-- Request --
Copy every line of the data in which the word "this" occurs.
-- begin --
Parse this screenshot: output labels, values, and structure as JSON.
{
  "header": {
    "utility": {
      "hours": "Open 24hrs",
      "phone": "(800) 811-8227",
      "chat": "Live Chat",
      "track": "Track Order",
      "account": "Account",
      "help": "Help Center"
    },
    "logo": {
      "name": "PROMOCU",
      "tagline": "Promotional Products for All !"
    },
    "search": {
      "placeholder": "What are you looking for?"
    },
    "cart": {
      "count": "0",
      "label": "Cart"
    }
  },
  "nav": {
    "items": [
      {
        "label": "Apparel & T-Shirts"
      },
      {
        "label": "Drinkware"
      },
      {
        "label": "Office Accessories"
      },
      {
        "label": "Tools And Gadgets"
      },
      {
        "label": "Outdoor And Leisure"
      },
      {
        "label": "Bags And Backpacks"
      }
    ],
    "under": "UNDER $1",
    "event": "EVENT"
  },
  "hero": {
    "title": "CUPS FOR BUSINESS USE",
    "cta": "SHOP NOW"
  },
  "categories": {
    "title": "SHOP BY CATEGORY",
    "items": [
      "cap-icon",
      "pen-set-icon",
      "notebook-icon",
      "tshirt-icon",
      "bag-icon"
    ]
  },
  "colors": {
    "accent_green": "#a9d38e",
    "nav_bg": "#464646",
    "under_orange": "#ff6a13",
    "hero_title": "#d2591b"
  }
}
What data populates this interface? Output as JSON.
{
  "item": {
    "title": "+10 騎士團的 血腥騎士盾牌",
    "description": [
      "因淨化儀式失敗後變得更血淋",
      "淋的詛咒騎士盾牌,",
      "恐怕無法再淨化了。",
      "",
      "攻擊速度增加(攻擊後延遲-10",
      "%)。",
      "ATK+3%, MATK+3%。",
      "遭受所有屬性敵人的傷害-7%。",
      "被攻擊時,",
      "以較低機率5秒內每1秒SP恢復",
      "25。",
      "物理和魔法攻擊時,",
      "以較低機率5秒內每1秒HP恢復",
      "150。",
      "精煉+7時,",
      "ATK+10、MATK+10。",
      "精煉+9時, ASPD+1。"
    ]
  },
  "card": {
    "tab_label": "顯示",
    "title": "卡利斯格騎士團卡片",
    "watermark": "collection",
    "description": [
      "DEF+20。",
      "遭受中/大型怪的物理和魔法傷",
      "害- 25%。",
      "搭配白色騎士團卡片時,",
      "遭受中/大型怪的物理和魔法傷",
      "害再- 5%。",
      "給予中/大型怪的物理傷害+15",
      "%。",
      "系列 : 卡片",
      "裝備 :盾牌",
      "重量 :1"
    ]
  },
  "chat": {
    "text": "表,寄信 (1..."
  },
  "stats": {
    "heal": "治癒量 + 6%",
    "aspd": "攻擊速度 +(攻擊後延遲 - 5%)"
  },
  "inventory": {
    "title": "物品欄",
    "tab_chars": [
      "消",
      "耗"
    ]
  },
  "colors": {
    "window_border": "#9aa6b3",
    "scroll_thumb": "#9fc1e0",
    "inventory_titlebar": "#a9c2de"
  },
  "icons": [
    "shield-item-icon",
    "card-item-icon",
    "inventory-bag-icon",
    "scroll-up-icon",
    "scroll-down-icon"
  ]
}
-- end --
-- Completed task --
Parse this screenshot: output labels, values, and structure as JSON.
What data populates this interface? Output as JSON.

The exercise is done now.